**Exercise directions**
Copy out every line of the data exactly.

[Begin Supplied data]

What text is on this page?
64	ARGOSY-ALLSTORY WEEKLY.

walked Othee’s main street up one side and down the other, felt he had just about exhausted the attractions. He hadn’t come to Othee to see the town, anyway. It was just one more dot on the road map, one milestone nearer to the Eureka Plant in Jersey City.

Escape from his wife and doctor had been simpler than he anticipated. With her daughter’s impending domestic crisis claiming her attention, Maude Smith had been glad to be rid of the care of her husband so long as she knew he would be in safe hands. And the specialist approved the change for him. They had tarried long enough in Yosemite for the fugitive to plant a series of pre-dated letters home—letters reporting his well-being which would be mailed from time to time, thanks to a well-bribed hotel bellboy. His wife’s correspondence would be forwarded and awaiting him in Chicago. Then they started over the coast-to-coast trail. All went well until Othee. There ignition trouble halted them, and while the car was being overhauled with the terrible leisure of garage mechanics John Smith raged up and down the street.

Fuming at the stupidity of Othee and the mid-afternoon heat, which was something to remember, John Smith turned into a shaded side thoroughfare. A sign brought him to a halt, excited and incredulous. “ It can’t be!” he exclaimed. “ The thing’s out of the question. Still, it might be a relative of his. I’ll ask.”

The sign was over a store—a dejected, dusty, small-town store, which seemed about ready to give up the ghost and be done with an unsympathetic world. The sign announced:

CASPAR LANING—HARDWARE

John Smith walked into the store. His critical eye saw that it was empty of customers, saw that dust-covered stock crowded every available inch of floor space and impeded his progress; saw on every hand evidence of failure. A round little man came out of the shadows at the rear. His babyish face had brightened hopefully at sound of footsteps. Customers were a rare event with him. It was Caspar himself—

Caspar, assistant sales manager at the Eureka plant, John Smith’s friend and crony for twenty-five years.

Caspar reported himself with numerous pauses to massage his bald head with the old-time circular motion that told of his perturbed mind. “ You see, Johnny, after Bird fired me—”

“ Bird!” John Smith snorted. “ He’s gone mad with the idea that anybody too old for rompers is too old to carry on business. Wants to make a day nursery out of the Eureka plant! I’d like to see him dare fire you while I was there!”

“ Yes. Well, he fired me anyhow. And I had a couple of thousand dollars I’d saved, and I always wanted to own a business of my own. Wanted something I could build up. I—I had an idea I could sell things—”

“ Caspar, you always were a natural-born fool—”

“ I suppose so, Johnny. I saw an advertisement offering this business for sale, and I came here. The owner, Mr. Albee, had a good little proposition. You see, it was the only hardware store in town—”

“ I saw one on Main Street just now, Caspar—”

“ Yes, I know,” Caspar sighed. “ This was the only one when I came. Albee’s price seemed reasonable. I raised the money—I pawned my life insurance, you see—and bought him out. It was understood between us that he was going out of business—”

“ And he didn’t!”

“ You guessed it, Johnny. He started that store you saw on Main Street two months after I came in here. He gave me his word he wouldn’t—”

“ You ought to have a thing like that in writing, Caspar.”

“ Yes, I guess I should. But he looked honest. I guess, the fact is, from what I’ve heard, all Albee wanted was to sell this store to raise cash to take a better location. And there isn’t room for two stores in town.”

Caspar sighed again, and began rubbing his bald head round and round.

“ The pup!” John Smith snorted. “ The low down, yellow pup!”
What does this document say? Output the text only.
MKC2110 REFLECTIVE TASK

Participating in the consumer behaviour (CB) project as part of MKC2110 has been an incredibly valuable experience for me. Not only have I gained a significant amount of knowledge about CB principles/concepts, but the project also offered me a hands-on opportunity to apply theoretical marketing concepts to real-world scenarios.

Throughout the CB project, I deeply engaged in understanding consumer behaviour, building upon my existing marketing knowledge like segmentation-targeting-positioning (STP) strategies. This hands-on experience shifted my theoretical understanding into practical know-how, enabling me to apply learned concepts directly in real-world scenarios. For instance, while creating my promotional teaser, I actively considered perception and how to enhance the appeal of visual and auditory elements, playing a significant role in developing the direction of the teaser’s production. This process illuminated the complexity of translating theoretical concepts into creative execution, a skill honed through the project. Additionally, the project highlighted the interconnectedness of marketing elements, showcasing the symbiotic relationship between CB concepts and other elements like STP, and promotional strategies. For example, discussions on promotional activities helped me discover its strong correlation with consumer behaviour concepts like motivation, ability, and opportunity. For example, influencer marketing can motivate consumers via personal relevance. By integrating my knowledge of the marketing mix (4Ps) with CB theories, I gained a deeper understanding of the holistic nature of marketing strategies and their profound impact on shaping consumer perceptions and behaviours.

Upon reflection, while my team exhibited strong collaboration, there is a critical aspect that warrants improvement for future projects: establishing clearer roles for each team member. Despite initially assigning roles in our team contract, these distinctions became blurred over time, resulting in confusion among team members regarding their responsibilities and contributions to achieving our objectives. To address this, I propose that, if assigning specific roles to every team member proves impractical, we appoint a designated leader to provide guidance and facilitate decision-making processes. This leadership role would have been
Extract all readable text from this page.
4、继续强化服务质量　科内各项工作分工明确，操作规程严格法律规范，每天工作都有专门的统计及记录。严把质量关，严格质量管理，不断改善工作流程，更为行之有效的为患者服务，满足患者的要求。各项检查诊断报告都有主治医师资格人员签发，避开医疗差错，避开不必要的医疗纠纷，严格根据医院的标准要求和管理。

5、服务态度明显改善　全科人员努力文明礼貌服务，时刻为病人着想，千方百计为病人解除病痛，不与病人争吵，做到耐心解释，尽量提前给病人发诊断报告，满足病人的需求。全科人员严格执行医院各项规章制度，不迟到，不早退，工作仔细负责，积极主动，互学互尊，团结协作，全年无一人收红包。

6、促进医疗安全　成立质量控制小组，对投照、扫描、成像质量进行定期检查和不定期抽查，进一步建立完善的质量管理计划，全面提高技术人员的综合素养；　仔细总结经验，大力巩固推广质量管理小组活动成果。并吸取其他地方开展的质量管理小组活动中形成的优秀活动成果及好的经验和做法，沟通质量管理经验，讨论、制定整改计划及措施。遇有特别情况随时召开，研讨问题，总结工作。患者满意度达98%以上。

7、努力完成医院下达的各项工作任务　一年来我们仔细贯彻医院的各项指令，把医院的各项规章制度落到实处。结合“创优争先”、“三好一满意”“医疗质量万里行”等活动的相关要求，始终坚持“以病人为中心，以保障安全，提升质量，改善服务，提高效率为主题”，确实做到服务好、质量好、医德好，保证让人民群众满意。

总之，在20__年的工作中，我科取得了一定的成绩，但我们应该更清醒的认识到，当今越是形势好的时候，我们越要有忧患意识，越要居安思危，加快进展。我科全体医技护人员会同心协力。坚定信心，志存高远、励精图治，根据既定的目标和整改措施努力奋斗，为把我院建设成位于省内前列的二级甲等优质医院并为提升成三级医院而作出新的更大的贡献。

[End Supplied data]

**Exercise output**
What text is on this page?
64	ARGOSY-ALLSTORY WEEKLY.

walked Othee’s main street up one side and down the other, felt he had just about exhausted the attractions. He hadn’t come to Othee to see the town, anyway. It was just one more dot on the road map, one milestone nearer to the Eureka Plant in Jersey City.

Escape from his wife and doctor had been simpler than he anticipated. With her daughter’s impending domestic crisis claiming her attention, Maude Smith had been glad to be rid of the care of her husband so long as she knew he would be in safe hands. And the specialist approved the change for him. They had tarried long enough in Yosemite for the fugitive to plant a series of pre-dated letters home—letters reporting his well-being which would be mailed from time to time, thanks to a well-bribed hotel bellboy. His wife’s correspondence would be forwarded and awaiting him in Chicago. Then they started over the coast-to-coast trail. All went well until Othee. There ignition trouble halted them, and while the car was being overhauled with the terrible leisure of garage mechanics John Smith raged up and down the street.

Fuming at the stupidity of Othee and the mid-afternoon heat, which was something to remember, John Smith turned into a shaded side thoroughfare. A sign brought him to a halt, excited and incredulous. “ It can’t be!” he exclaimed. “ The thing’s out of the question. Still, it might be a relative of his. I’ll ask.”

The sign was over a store—a dejected, dusty, small-town store, which seemed about ready to give up the ghost and be done with an unsympathetic world. The sign announced:

CASPAR LANING—HARDWARE

John Smith walked into the store. His critical eye saw that it was empty of customers, saw that dust-covered stock crowded every available inch of floor space and impeded his progress; saw on every hand evidence of failure. A round little man came out of the shadows at the rear. His babyish face had brightened hopefully at sound of footsteps. Customers were a rare event with him. It was Caspar himself—

Caspar, assistant sales manager at the Eureka plant, John Smith’s friend and crony for twenty-five years.

Caspar reported himself with numerous pauses to massage his bald head with the old-time circular motion that told of his perturbed mind. “ You see, Johnny, after Bird fired me—”

“ Bird!” John Smith snorted. “ He’s gone mad with the idea that anybody too old for rompers is too old to carry on business. Wants to make a day nursery out of the Eureka plant! I’d like to see him dare fire you while I was there!”

“ Yes. Well, he fired me anyhow. And I had a couple of thousand dollars I’d saved, and I always wanted to own a business of my own. Wanted something I could build up. I—I had an idea I could sell things—”

“ Caspar, you always were a natural-born fool—”

“ I suppose so, Johnny. I saw an advertisement offering this business for sale, and I came here. The owner, Mr. Albee, had a good little proposition. You see, it was the only hardware store in town—”

“ I saw one on Main Street just now, Caspar—”

“ Yes, I know,” Caspar sighed. “ This was the only one when I came. Albee’s price seemed reasonable. I raised the money—I pawned my life insurance, you see—and bought him out. It was understood between us that he was going out of business—”

“ And he didn’t!”

“ You guessed it, Johnny. He started that store you saw on Main Street two months after I came in here. He gave me his word he wouldn’t—”

“ You ought to have a thing like that in writing, Caspar.”

“ Yes, I guess I should. But he looked honest. I guess, the fact is, from what I’ve heard, all Albee wanted was to sell this store to raise cash to take a better location. And there isn’t room for two stores in town.”

Caspar sighed again, and began rubbing his bald head round and round.

“ The pup!” John Smith snorted. “ The low down, yellow pup!”
What does this document say? Output the text only.
MKC2110 REFLECTIVE TASK

Participating in the consumer behaviour (CB) project as part of MKC2110 has been an incredibly valuable experience for me. Not only have I gained a significant amount of knowledge about CB principles/concepts, but the project also offered me a hands-on opportunity to apply theoretical marketing concepts to real-world scenarios.

Throughout the CB project, I deeply engaged in understanding consumer behaviour, building upon my existing marketing knowledge like segmentation-targeting-positioning (STP) strategies. This hands-on experience shifted my theoretical understanding into practical know-how, enabling me to apply learned concepts directly in real-world scenarios. For instance, while creating my promotional teaser, I actively considered perception and how to enhance the appeal of visual and auditory elements, playing a significant role in developing the direction of the teaser’s production. This process illuminated the complexity of translating theoretical concepts into creative execution, a skill honed through the project. Additionally, the project highlighted the interconnectedness of marketing elements, showcasing the symbiotic relationship between CB concepts and other elements like STP, and promotional strategies. For example, discussions on promotional activities helped me discover its strong correlation with consumer behaviour concepts like motivation, ability, and opportunity. For example, influencer marketing can motivate consumers via personal relevance. By integrating my knowledge of the marketing mix (4Ps) with CB theories, I gained a deeper understanding of the holistic nature of marketing strategies and their profound impact on shaping consumer perceptions and behaviours.

Upon reflection, while my team exhibited strong collaboration, there is a critical aspect that warrants improvement for future projects: establishing clearer roles for each team member. Despite initially assigning roles in our team contract, these distinctions became blurred over time, resulting in confusion among team members regarding their responsibilities and contributions to achieving our objectives. To address this, I propose that, if assigning specific roles to every team member proves impractical, we appoint a designated leader to provide guidance and facilitate decision-making processes. This leadership role would have been
Extract all readable text from this page.
4、继续强化服务质量　科内各项工作分工明确，操作规程严格法律规范，每天工作都有专门的统计及记录。严把质量关，严格质量管理，不断改善工作流程，更为行之有效的为患者服务，满足患者的要求。各项检查诊断报告都有主治医师资格人员签发，避开医疗差错，避开不必要的医疗纠纷，严格根据医院的标准要求和管理。

5、服务态度明显改善　全科人员努力文明礼貌服务，时刻为病人着想，千方百计为病人解除病痛，不与病人争吵，做到耐心解释，尽量提前给病人发诊断报告，满足病人的需求。全科人员严格执行医院各项规章制度，不迟到，不早退，工作仔细负责，积极主动，互学互尊，团结协作，全年无一人收红包。

6、促进医疗安全　成立质量控制小组，对投照、扫描、成像质量进行定期检查和不定期抽查，进一步建立完善的质量管理计划，全面提高技术人员的综合素养；　仔细总结经验，大力巩固推广质量管理小组活动成果。并吸取其他地方开展的质量管理小组活动中形成的优秀活动成果及好的经验和做法，沟通质量管理经验，讨论、制定整改计划及措施。遇有特别情况随时召开，研讨问题，总结工作。患者满意度达98%以上。

7、努力完成医院下达的各项工作任务　一年来我们仔细贯彻医院的各项指令，把医院的各项规章制度落到实处。结合“创优争先”、“三好一满意”“医疗质量万里行”等活动的相关要求，始终坚持“以病人为中心，以保障安全，提升质量，改善服务，提高效率为主题”，确实做到服务好、质量好、医德好，保证让人民群众满意。

总之，在20__年的工作中，我科取得了一定的成绩，但我们应该更清醒的认识到，当今越是形势好的时候，我们越要有忧患意识，越要居安思危，加快进展。我科全体医技护人员会同心协力。坚定信心，志存高远、励精图治，根据既定的目标和整改措施努力奋斗，为把我院建设成位于省内前列的二级甲等优质医院并为提升成三级医院而作出新的更大的贡献。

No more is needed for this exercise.